DESCRIPTION OF THE TASK:
Filter these entries so that only lines with the word "SMTP" remain.

ENTRIES:
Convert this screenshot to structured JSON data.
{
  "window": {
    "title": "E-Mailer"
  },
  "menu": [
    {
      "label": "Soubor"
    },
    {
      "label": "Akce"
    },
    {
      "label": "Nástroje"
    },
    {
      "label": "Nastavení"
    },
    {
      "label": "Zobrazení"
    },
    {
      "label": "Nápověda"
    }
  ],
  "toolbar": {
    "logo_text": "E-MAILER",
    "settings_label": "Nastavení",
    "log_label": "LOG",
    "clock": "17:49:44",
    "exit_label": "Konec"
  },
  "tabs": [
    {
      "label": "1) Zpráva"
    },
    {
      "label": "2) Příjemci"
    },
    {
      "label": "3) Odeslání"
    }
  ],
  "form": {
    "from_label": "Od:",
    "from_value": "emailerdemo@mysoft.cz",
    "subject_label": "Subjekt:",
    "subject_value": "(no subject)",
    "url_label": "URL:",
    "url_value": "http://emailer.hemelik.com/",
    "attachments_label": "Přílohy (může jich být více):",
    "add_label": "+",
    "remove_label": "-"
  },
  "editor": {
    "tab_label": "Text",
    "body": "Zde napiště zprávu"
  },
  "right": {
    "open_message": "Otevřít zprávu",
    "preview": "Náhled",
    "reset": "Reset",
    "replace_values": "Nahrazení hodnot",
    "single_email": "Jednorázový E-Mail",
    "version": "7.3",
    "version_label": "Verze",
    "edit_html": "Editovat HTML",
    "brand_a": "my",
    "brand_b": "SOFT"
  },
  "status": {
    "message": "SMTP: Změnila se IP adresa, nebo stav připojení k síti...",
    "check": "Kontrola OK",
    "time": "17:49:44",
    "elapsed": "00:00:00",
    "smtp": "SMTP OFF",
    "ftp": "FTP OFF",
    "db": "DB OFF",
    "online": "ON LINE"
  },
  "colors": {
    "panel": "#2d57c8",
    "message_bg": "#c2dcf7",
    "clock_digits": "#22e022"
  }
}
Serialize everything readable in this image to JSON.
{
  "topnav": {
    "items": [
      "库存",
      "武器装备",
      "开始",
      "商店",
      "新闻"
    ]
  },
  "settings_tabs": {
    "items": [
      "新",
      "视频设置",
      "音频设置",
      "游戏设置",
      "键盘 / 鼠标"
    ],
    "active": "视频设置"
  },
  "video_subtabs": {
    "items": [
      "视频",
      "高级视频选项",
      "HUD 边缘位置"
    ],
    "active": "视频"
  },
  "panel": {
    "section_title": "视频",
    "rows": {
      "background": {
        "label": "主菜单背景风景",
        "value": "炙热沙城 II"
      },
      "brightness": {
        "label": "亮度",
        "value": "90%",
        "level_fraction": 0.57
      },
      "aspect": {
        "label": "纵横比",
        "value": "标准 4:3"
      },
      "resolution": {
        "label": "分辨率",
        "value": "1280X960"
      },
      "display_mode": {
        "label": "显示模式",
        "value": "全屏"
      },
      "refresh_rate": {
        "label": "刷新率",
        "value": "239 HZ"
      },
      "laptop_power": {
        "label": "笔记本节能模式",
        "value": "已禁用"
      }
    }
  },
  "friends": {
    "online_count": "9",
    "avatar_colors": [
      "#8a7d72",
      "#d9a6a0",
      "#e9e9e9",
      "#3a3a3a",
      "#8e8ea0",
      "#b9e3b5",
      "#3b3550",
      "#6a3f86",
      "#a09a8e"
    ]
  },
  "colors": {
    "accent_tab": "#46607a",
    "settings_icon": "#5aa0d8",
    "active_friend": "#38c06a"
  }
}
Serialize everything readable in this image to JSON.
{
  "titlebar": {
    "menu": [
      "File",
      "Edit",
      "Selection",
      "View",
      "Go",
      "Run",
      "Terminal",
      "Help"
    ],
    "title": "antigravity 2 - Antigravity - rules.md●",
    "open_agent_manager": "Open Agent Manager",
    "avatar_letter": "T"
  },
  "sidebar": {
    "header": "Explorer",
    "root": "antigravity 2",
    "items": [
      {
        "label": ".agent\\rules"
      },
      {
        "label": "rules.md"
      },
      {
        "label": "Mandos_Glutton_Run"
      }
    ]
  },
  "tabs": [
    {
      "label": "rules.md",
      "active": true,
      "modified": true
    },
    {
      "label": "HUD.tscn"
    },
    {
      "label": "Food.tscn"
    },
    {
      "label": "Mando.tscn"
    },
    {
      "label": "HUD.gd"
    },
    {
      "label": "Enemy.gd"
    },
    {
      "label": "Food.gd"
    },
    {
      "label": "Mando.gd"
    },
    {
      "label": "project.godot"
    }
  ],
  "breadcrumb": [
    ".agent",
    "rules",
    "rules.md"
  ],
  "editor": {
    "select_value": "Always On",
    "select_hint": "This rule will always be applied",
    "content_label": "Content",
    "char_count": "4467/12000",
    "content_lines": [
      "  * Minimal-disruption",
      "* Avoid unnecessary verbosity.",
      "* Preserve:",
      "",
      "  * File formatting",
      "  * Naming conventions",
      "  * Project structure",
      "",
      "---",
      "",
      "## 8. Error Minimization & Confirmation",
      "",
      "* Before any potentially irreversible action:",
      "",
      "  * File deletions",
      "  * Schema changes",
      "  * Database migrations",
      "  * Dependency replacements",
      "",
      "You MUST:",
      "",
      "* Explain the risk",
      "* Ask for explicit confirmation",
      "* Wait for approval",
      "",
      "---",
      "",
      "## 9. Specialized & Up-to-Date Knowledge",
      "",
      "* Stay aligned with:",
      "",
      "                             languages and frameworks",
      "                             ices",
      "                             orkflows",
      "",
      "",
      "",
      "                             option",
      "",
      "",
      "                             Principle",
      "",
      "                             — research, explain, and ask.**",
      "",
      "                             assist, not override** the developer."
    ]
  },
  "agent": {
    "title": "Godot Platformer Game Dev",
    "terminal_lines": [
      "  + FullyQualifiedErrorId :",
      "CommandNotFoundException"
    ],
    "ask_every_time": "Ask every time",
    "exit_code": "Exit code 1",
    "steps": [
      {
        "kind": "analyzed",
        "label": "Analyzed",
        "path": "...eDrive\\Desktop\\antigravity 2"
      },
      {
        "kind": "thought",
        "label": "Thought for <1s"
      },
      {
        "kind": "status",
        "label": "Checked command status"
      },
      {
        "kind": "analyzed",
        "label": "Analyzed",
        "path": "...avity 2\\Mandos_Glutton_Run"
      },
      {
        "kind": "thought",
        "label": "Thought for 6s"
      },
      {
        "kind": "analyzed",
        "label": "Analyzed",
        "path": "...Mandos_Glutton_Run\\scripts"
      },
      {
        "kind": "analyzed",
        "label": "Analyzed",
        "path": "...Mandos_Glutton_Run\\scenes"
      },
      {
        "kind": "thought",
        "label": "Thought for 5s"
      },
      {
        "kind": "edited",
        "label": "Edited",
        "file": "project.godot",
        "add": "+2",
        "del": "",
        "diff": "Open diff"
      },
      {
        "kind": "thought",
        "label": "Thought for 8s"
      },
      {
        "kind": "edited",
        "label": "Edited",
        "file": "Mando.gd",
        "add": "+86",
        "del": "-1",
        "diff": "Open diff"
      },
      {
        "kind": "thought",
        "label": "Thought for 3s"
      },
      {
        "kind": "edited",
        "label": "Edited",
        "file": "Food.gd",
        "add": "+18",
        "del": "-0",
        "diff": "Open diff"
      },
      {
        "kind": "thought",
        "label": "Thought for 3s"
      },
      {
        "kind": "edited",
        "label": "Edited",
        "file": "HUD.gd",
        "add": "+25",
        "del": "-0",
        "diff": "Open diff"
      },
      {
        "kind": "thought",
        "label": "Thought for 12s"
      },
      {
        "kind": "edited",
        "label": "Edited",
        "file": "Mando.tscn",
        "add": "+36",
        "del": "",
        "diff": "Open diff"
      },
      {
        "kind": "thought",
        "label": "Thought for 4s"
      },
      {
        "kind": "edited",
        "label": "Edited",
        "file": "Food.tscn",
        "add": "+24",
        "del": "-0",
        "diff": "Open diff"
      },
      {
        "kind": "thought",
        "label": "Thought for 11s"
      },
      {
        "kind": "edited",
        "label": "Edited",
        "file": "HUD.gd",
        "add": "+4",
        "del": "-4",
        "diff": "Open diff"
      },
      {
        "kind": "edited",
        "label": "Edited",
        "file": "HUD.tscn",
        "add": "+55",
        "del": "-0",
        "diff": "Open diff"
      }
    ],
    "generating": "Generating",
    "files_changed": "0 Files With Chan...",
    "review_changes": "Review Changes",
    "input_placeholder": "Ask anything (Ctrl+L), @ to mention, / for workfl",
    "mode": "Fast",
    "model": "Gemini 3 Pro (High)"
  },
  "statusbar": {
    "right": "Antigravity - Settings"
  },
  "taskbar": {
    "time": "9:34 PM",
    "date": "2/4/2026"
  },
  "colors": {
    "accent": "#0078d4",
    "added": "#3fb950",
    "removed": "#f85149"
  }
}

THE SOLUTION:
    "message": "SMTP: Změnila se IP adresa, nebo stav připojení k síti...",
    "smtp": "SMTP OFF",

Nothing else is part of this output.